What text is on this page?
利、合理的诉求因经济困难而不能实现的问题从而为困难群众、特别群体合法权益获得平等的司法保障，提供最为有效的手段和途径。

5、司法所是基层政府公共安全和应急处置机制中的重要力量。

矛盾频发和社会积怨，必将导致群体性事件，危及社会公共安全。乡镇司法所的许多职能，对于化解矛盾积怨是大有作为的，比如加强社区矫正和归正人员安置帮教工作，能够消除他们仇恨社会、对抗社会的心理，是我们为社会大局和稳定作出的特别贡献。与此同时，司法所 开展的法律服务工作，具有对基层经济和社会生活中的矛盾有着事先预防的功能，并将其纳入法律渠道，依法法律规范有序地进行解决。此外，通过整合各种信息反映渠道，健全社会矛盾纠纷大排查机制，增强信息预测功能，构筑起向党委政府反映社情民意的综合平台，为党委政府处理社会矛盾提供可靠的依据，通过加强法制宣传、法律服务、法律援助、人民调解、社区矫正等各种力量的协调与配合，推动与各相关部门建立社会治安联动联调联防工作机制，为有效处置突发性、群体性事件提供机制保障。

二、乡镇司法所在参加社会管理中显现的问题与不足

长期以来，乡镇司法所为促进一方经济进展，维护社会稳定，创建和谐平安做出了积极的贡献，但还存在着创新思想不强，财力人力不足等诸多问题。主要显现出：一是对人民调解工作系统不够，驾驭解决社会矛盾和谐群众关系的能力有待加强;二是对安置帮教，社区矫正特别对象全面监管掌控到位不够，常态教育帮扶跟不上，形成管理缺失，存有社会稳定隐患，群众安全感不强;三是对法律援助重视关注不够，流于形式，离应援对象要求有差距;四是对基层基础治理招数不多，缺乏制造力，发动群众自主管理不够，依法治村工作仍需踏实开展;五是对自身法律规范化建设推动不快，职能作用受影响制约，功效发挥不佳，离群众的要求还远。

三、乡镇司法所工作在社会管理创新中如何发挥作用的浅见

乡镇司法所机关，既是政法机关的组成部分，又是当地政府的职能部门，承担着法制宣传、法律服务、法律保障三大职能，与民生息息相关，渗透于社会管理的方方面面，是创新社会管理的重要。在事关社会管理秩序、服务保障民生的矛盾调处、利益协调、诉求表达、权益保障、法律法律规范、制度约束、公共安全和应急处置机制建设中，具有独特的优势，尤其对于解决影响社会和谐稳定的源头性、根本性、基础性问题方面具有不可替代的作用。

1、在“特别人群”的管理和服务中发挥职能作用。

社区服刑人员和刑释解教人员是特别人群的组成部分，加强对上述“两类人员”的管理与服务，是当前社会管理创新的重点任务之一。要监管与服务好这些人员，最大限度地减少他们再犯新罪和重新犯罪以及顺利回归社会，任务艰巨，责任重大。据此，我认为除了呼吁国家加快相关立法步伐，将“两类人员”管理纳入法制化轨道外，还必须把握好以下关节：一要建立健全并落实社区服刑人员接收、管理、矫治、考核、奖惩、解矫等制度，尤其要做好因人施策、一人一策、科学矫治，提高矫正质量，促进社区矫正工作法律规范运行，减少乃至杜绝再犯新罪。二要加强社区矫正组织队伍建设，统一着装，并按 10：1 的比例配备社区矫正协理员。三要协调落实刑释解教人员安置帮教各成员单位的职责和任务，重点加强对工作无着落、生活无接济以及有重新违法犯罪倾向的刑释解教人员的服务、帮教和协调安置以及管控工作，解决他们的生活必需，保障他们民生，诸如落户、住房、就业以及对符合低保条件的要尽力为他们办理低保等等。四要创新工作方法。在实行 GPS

———

▶ WHAT THE EXERCISE ASKS: Reply with the number of lines in the preceding entries that contain "法律服务", and no other words.

▶ ANSWER IN FULL: 2